▶ [Instructions for the task]
Return the records, each one exactly as written.
=== Input for this task ===
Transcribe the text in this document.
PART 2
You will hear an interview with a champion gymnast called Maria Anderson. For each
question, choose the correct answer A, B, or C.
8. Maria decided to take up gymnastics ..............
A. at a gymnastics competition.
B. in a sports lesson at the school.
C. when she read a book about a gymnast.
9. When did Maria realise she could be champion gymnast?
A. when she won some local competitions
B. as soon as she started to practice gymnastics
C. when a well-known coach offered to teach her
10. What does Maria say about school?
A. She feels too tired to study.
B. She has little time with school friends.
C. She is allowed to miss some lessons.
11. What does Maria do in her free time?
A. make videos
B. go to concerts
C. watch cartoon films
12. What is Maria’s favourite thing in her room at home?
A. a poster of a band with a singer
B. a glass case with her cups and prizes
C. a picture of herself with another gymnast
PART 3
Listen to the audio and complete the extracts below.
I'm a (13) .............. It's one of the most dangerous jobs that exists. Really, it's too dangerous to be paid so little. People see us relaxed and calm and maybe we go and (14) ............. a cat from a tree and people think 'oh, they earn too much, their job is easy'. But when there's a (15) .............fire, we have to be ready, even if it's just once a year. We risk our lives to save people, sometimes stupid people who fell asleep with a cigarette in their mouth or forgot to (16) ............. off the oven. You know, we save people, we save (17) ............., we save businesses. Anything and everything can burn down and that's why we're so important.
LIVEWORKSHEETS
===
▶ [Solved problem]
Transcribe the text in this document.
PART 2
You will hear an interview with a champion gymnast called Maria Anderson. For each
question, choose the correct answer A, B, or C.
8. Maria decided to take up gymnastics ..............
A. at a gymnastics competition.
B. in a sports lesson at the school.
C. when she read a book about a gymnast.
9. When did Maria realise she could be champion gymnast?
A. when she won some local competitions
B. as soon as she started to practice gymnastics
C. when a well-known coach offered to teach her
10. What does Maria say about school?
A. She feels too tired to study.
B. She has little time with school friends.
C. She is allowed to miss some lessons.
11. What does Maria do in her free time?
A. make videos
B. go to concerts
C. watch cartoon films
12. What is Maria’s favourite thing in her room at home?
A. a poster of a band with a singer
B. a glass case with her cups and prizes
C. a picture of herself with another gymnast
PART 3
Listen to the audio and complete the extracts below.
I'm a (13) .............. It's one of the most dangerous jobs that exists. Really, it's too dangerous to be paid so little. People see us relaxed and calm and maybe we go and (14) ............. a cat from a tree and people think 'oh, they earn too much, their job is easy'. But when there's a (15) .............fire, we have to be ready, even if it's just once a year. We risk our lives to save people, sometimes stupid people who fell asleep with a cigarette in their mouth or forgot to (16) ............. off the oven. You know, we save people, we save (17) ............., we save businesses. Anything and everything can burn down and that's why we're so important.
LIVEWORKSHEETS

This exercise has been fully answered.